◆ Problem requirements:
How many of the lines here include "bubble"? Answer with a single number.
[start of Input rows]
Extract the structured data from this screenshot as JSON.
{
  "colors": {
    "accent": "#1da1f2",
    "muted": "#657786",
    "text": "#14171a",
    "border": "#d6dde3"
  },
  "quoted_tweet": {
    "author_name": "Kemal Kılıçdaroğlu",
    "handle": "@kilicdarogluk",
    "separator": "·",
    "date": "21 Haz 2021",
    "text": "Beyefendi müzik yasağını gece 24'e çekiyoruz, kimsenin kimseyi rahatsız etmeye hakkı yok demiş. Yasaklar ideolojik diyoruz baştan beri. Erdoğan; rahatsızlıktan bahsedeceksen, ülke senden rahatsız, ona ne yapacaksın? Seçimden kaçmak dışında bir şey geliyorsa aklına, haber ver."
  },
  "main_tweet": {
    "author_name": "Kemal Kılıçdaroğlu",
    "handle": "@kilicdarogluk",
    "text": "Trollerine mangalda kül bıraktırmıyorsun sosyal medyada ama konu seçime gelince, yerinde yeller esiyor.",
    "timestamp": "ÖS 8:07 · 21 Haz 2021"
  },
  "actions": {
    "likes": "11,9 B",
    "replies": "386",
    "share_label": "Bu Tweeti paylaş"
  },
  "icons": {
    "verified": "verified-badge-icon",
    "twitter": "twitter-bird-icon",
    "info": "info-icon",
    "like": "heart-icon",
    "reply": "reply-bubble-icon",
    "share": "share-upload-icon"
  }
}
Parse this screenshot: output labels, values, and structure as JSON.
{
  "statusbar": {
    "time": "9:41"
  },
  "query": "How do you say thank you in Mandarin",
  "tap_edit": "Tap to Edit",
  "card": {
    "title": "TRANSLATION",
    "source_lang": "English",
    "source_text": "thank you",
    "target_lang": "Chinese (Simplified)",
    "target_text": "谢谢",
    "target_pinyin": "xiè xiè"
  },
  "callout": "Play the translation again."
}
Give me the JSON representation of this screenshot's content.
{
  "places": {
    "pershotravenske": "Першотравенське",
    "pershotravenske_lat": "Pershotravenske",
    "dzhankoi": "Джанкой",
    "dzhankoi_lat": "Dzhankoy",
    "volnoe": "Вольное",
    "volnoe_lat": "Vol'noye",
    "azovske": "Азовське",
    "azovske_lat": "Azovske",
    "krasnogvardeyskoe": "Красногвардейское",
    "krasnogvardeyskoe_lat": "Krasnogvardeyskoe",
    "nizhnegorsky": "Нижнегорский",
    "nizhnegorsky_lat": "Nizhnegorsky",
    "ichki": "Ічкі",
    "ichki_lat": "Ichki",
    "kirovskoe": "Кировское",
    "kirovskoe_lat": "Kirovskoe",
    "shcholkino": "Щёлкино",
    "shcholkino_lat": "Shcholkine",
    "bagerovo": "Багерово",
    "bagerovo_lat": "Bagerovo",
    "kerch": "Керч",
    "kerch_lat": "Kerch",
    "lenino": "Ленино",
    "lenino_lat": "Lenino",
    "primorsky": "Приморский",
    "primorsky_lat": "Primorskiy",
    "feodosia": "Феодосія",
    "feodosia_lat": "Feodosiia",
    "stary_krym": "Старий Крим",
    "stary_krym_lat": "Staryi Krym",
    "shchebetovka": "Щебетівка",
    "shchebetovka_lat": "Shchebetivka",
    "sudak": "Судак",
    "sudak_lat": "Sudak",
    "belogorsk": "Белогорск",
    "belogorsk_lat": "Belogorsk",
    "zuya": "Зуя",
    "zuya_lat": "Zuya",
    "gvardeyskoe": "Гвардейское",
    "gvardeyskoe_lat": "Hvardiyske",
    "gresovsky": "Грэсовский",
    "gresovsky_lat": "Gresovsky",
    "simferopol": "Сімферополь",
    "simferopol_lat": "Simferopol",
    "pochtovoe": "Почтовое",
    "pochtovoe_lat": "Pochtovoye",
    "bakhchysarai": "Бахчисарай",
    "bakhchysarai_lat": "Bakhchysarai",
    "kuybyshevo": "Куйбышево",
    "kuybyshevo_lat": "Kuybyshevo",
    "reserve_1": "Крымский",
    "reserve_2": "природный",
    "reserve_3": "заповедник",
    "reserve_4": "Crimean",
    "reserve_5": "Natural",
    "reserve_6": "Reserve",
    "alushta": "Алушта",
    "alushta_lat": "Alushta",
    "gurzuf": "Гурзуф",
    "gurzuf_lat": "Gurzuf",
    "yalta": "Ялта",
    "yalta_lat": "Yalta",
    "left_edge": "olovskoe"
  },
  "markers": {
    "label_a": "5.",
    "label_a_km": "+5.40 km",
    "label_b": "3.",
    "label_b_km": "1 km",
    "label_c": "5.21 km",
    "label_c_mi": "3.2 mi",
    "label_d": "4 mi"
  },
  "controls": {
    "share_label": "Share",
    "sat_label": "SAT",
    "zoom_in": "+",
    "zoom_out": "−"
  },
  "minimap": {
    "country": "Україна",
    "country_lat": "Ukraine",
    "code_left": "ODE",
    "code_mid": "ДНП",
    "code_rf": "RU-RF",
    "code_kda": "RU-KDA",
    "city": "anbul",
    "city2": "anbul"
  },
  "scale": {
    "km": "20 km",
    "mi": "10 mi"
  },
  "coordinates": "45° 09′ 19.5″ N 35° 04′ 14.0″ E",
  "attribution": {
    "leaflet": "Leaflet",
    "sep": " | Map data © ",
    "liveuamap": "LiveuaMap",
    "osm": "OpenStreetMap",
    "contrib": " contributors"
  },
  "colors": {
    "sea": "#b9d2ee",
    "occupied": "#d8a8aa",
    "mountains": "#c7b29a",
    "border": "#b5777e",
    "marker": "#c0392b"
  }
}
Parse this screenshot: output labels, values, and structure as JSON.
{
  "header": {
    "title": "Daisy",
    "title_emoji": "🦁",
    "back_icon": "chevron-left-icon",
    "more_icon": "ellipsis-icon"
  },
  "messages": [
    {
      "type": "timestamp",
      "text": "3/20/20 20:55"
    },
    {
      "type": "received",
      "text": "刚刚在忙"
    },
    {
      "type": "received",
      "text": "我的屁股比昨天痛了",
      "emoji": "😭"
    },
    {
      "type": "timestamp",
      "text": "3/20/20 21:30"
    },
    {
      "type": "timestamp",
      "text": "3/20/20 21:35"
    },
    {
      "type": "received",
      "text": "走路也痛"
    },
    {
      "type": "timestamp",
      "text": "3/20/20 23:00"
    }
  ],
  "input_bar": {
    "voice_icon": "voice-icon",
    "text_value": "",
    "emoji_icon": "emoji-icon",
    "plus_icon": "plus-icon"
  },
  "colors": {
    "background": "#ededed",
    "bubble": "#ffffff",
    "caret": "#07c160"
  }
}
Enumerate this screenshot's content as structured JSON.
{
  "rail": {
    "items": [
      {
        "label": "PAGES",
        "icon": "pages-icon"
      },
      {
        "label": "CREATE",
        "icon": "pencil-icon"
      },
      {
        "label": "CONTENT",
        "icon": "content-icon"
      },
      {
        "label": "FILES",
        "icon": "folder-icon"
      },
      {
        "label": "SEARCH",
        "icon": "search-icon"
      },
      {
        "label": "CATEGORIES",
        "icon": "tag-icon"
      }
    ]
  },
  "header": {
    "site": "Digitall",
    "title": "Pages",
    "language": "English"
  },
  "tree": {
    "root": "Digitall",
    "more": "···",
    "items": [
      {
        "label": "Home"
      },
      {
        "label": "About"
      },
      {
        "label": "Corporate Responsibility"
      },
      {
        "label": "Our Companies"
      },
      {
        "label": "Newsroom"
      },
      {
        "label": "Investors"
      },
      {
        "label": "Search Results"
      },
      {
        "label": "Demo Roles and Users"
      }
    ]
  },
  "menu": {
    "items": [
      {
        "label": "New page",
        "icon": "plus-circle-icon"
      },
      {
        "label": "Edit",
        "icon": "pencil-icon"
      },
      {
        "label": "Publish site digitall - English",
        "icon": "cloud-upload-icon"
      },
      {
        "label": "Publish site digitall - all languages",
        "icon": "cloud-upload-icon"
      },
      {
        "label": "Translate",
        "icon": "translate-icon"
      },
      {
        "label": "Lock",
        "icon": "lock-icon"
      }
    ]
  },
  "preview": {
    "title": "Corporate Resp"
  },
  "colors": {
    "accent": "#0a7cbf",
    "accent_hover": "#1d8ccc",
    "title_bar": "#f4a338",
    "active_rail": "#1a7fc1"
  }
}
[end of Input rows]
◆ Full response:
2